Stated goal ▸ Exactly repeat the material, dropping only the pictures.
===== Data provided =====
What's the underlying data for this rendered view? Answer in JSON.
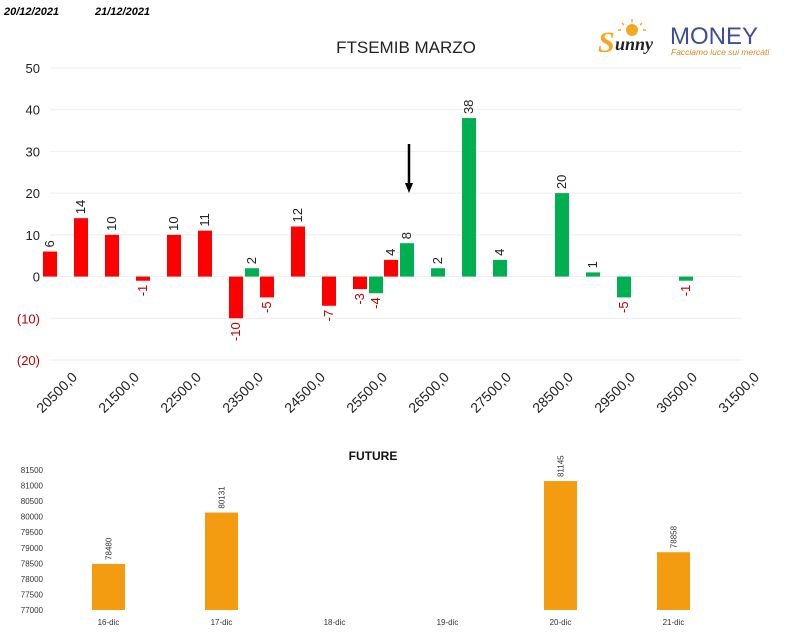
{
  "header": {
    "date_left": "20/12/2021",
    "date_right": "21/12/2021"
  },
  "logo": {
    "word1": "unny",
    "word1_initial": "S",
    "word2": "MONEY",
    "tagline": "Facciamo luce sui mercati",
    "colors": {
      "sun": "#f5a623",
      "word2": "#3f4f96",
      "word1": "#222222"
    }
  },
  "chart_data": [
    {
      "type": "bar",
      "title": "FTSEMIB MARZO",
      "ylim": [
        -20,
        50
      ],
      "y_ticks": [
        50,
        40,
        30,
        20,
        10,
        0,
        -10,
        -20
      ],
      "y_tick_labels": [
        "50",
        "40",
        "30",
        "20",
        "10",
        "0",
        "(10)",
        "(20)"
      ],
      "x_tick_labels": [
        "20500,0",
        "21500,0",
        "22500,0",
        "23500,0",
        "24500,0",
        "25500,0",
        "26500,0",
        "27500,0",
        "28500,0",
        "29500,0",
        "30500,0",
        "31500,0"
      ],
      "strikes": [
        20500,
        21000,
        21500,
        22000,
        22500,
        23000,
        23500,
        24000,
        24500,
        25000,
        25500,
        26000,
        26500,
        27000,
        27500,
        28000,
        28500,
        29000,
        29500,
        30000,
        30500,
        31000,
        31500
      ],
      "series": [
        {
          "color": "#ff0000",
          "values": [
            6,
            14,
            10,
            -1,
            10,
            11,
            -10,
            -5,
            12,
            -7,
            -3,
            4,
            null,
            null,
            null,
            null,
            null,
            null,
            null,
            null,
            null,
            null,
            null
          ]
        },
        {
          "color": "#00b050",
          "values": [
            null,
            null,
            null,
            null,
            null,
            null,
            2,
            null,
            null,
            null,
            -4,
            8,
            2,
            38,
            4,
            null,
            20,
            1,
            -5,
            null,
            -1,
            null,
            null
          ]
        }
      ],
      "marker_arrow_at_strike": 26000,
      "grid": true
    },
    {
      "type": "bar",
      "title": "FUTURE",
      "categories": [
        "16-dic",
        "17-dic",
        "18-dic",
        "19-dic",
        "20-dic",
        "21-dic"
      ],
      "values": [
        78480,
        80131,
        null,
        null,
        81145,
        78858
      ],
      "ylim": [
        77000,
        81500
      ],
      "y_ticks": [
        77000,
        77500,
        78000,
        78500,
        79000,
        79500,
        80000,
        80500,
        81000,
        81500
      ],
      "color": "#f39c12",
      "grid": false
    }
  ]
}
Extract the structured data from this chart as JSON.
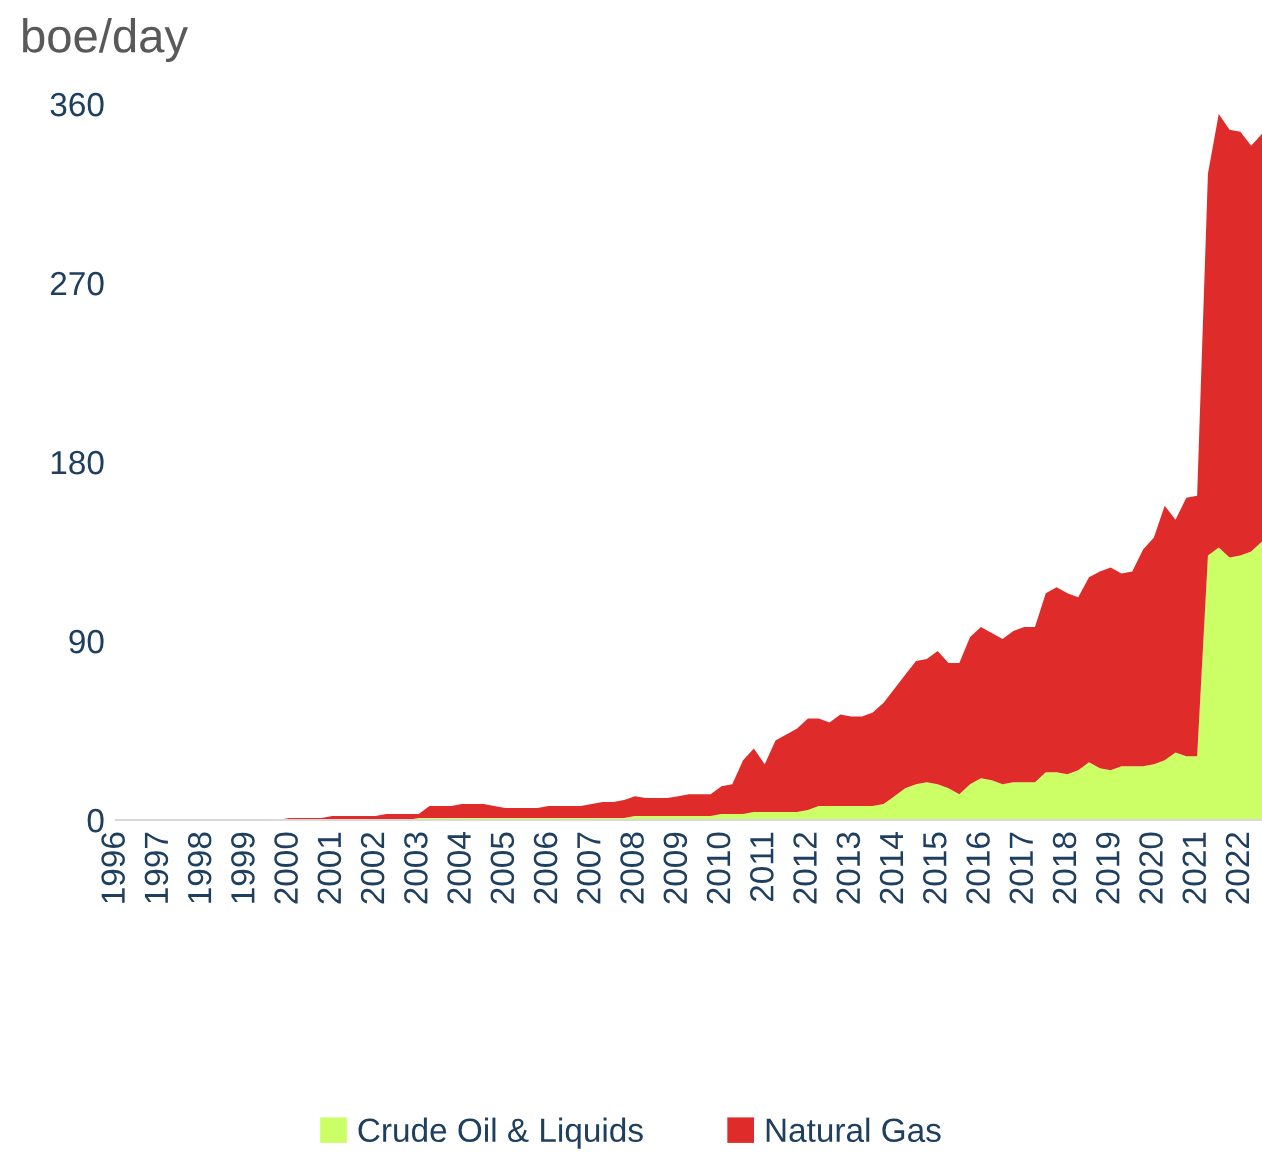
{
  "chart_data": {
    "type": "area",
    "stacked": true,
    "ylabel": "boe/day",
    "x": [
      1996,
      1999.75,
      2000,
      2000.25,
      2000.5,
      2000.75,
      2001,
      2001.25,
      2001.5,
      2001.75,
      2002,
      2002.25,
      2002.5,
      2002.75,
      2003,
      2003.25,
      2003.5,
      2003.75,
      2004,
      2004.25,
      2004.5,
      2004.75,
      2005,
      2005.25,
      2005.5,
      2005.75,
      2006,
      2006.25,
      2006.5,
      2006.75,
      2007,
      2007.25,
      2007.5,
      2007.75,
      2008,
      2008.25,
      2008.5,
      2008.75,
      2009,
      2009.25,
      2009.5,
      2009.75,
      2010,
      2010.25,
      2010.5,
      2010.75,
      2011,
      2011.25,
      2011.5,
      2011.75,
      2012,
      2012.25,
      2012.5,
      2012.75,
      2013,
      2013.25,
      2013.5,
      2013.75,
      2014,
      2014.25,
      2014.5,
      2014.75,
      2015,
      2015.25,
      2015.5,
      2015.75,
      2016,
      2016.25,
      2016.5,
      2016.75,
      2017,
      2017.25,
      2017.5,
      2017.75,
      2018,
      2018.25,
      2018.5,
      2018.75,
      2019,
      2019.25,
      2019.5,
      2019.75,
      2020,
      2020.25,
      2020.5,
      2020.75,
      2021,
      2021.25,
      2021.5,
      2021.75,
      2022,
      2022.25,
      2022.5
    ],
    "series": [
      {
        "name": "Crude Oil & Liquids",
        "color": "#ccff66",
        "values": [
          0,
          0,
          0,
          0,
          0,
          0,
          0,
          0,
          0,
          0,
          0,
          0,
          0,
          0,
          1,
          1,
          1,
          1,
          1,
          1,
          1,
          1,
          1,
          1,
          1,
          1,
          1,
          1,
          1,
          1,
          1,
          1,
          1,
          1,
          2,
          2,
          2,
          2,
          2,
          2,
          2,
          2,
          3,
          3,
          3,
          4,
          4,
          4,
          4,
          4,
          5,
          7,
          7,
          7,
          7,
          7,
          7,
          8,
          12,
          16,
          18,
          19,
          18,
          16,
          13,
          18,
          21,
          20,
          18,
          19,
          19,
          19,
          24,
          24,
          23,
          25,
          29,
          26,
          25,
          27,
          27,
          27,
          28,
          30,
          34,
          32,
          32,
          133,
          137,
          132,
          133,
          135,
          140
        ]
      },
      {
        "name": "Natural Gas",
        "color": "#e02b2b",
        "values": [
          0,
          0,
          1,
          1,
          1,
          1,
          2,
          2,
          2,
          2,
          2,
          3,
          3,
          3,
          2,
          6,
          6,
          6,
          7,
          7,
          7,
          6,
          5,
          5,
          5,
          5,
          6,
          6,
          6,
          6,
          7,
          8,
          8,
          9,
          10,
          9,
          9,
          9,
          10,
          11,
          11,
          11,
          14,
          15,
          27,
          32,
          24,
          36,
          39,
          42,
          46,
          44,
          42,
          46,
          45,
          45,
          47,
          51,
          54,
          57,
          62,
          62,
          67,
          63,
          66,
          74,
          76,
          74,
          73,
          76,
          78,
          78,
          90,
          93,
          91,
          87,
          93,
          99,
          102,
          97,
          98,
          109,
          114,
          128,
          117,
          130,
          131,
          192,
          218,
          215,
          213,
          204,
          205
        ]
      }
    ],
    "xlim": [
      1996,
      2022.5
    ],
    "xticks": [
      1996,
      1997,
      1998,
      1999,
      2000,
      2001,
      2002,
      2003,
      2004,
      2005,
      2006,
      2007,
      2008,
      2009,
      2010,
      2011,
      2012,
      2013,
      2014,
      2015,
      2016,
      2017,
      2018,
      2019,
      2020,
      2021,
      2022
    ],
    "ylim": [
      0,
      360
    ],
    "yticks": [
      0,
      90,
      180,
      270,
      360
    ],
    "legend": "bottom"
  }
}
=====
Complete output ▸
What's the underlying data for this rendered view? Answer in JSON.
{
  "header": {
    "date_left": "20/12/2021",
    "date_right": "21/12/2021"
  },
  "logo": {
    "word1": "unny",
    "word1_initial": "S",
    "word2": "MONEY",
    "tagline": "Facciamo luce sui mercati",
    "colors": {
      "sun": "#f5a623",
      "word2": "#3f4f96",
      "word1": "#222222"
    }
  },
  "chart_data": [
    {
      "type": "bar",
      "title": "FTSEMIB MARZO",
      "ylim": [
        -20,
        50
      ],
      "y_ticks": [
        50,
        40,
        30,
        20,
        10,
        0,
        -10,
        -20
      ],
      "y_tick_labels": [
        "50",
        "40",
        "30",
        "20",
        "10",
        "0",
        "(10)",
        "(20)"
      ],
      "x_tick_labels": [
        "20500,0",
        "21500,0",
        "22500,0",
        "23500,0",
        "24500,0",
        "25500,0",
        "26500,0",
        "27500,0",
        "28500,0",
        "29500,0",
        "30500,0",
        "31500,0"
      ],
      "strikes": [
        20500,
        21000,
        21500,
        22000,
        22500,
        23000,
        23500,
        24000,
        24500,
        25000,
        25500,
        26000,
        26500,
        27000,
        27500,
        28000,
        28500,
        29000,
        29500,
        30000,
        30500,
        31000,
        31500
      ],
      "series": [
        {
          "color": "#ff0000",
          "values": [
            6,
            14,
            10,
            -1,
            10,
            11,
            -10,
            -5,
            12,
            -7,
            -3,
            4,
            null,
            null,
            null,
            null,
            null,
            null,
            null,
            null,
            null,
            null,
            null
          ]
        },
        {
          "color": "#00b050",
          "values": [
            null,
            null,
            null,
            null,
            null,
            null,
            2,
            null,
            null,
            null,
            -4,
            8,
            2,
            38,
            4,
            null,
            20,
            1,
            -5,
            null,
            -1,
            null,
            null
          ]
        }
      ],
      "marker_arrow_at_strike": 26000,
      "grid": true
    },
    {
      "type": "bar",
      "title": "FUTURE",
      "categories": [
        "16-dic",
        "17-dic",
        "18-dic",
        "19-dic",
        "20-dic",
        "21-dic"
      ],
      "values": [
        78480,
        80131,
        null,
        null,
        81145,
        78858
      ],
      "ylim": [
        77000,
        81500
      ],
      "y_ticks": [
        77000,
        77500,
        78000,
        78500,
        79000,
        79500,
        80000,
        80500,
        81000,
        81500
      ],
      "color": "#f39c12",
      "grid": false
    }
  ]
}
Extract the structured data from this chart as JSON.
{
  "chart_data": {
    "type": "area",
    "stacked": true,
    "ylabel": "boe/day",
    "x": [
      1996,
      1999.75,
      2000,
      2000.25,
      2000.5,
      2000.75,
      2001,
      2001.25,
      2001.5,
      2001.75,
      2002,
      2002.25,
      2002.5,
      2002.75,
      2003,
      2003.25,
      2003.5,
      2003.75,
      2004,
      2004.25,
      2004.5,
      2004.75,
      2005,
      2005.25,
      2005.5,
      2005.75,
      2006,
      2006.25,
      2006.5,
      2006.75,
      2007,
      2007.25,
      2007.5,
      2007.75,
      2008,
      2008.25,
      2008.5,
      2008.75,
      2009,
      2009.25,
      2009.5,
      2009.75,
      2010,
      2010.25,
      2010.5,
      2010.75,
      2011,
      2011.25,
      2011.5,
      2011.75,
      2012,
      2012.25,
      2012.5,
      2012.75,
      2013,
      2013.25,
      2013.5,
      2013.75,
      2014,
      2014.25,
      2014.5,
      2014.75,
      2015,
      2015.25,
      2015.5,
      2015.75,
      2016,
      2016.25,
      2016.5,
      2016.75,
      2017,
      2017.25,
      2017.5,
      2017.75,
      2018,
      2018.25,
      2018.5,
      2018.75,
      2019,
      2019.25,
      2019.5,
      2019.75,
      2020,
      2020.25,
      2020.5,
      2020.75,
      2021,
      2021.25,
      2021.5,
      2021.75,
      2022,
      2022.25,
      2022.5
    ],
    "series": [
      {
        "name": "Crude Oil & Liquids",
        "color": "#ccff66",
        "values": [
          0,
          0,
          0,
          0,
          0,
          0,
          0,
          0,
          0,
          0,
          0,
          0,
          0,
          0,
          1,
          1,
          1,
          1,
          1,
          1,
          1,
          1,
          1,
          1,
          1,
          1,
          1,
          1,
          1,
          1,
          1,
          1,
          1,
          1,
          2,
          2,
          2,
          2,
          2,
          2,
          2,
          2,
          3,
          3,
          3,
          4,
          4,
          4,
          4,
          4,
          5,
          7,
          7,
          7,
          7,
          7,
          7,
          8,
          12,
          16,
          18,
          19,
          18,
          16,
          13,
          18,
          21,
          20,
          18,
          19,
          19,
          19,
          24,
          24,
          23,
          25,
          29,
          26,
          25,
          27,
          27,
          27,
          28,
          30,
          34,
          32,
          32,
          133,
          137,
          132,
          133,
          135,
          140
        ]
      },
      {
        "name": "Natural Gas",
        "color": "#e02b2b",
        "values": [
          0,
          0,
          1,
          1,
          1,
          1,
          2,
          2,
          2,
          2,
          2,
          3,
          3,
          3,
          2,
          6,
          6,
          6,
          7,
          7,
          7,
          6,
          5,
          5,
          5,
          5,
          6,
          6,
          6,
          6,
          7,
          8,
          8,
          9,
          10,
          9,
          9,
          9,
          10,
          11,
          11,
          11,
          14,
          15,
          27,
          32,
          24,
          36,
          39,
          42,
          46,
          44,
          42,
          46,
          45,
          45,
          47,
          51,
          54,
          57,
          62,
          62,
          67,
          63,
          66,
          74,
          76,
          74,
          73,
          76,
          78,
          78,
          90,
          93,
          91,
          87,
          93,
          99,
          102,
          97,
          98,
          109,
          114,
          128,
          117,
          130,
          131,
          192,
          218,
          215,
          213,
          204,
          205
        ]
      }
    ],
    "xlim": [
      1996,
      2022.5
    ],
    "xticks": [
      1996,
      1997,
      1998,
      1999,
      2000,
      2001,
      2002,
      2003,
      2004,
      2005,
      2006,
      2007,
      2008,
      2009,
      2010,
      2011,
      2012,
      2013,
      2014,
      2015,
      2016,
      2017,
      2018,
      2019,
      2020,
      2021,
      2022
    ],
    "ylim": [
      0,
      360
    ],
    "yticks": [
      0,
      90,
      180,
      270,
      360
    ],
    "legend": "bottom"
  }
}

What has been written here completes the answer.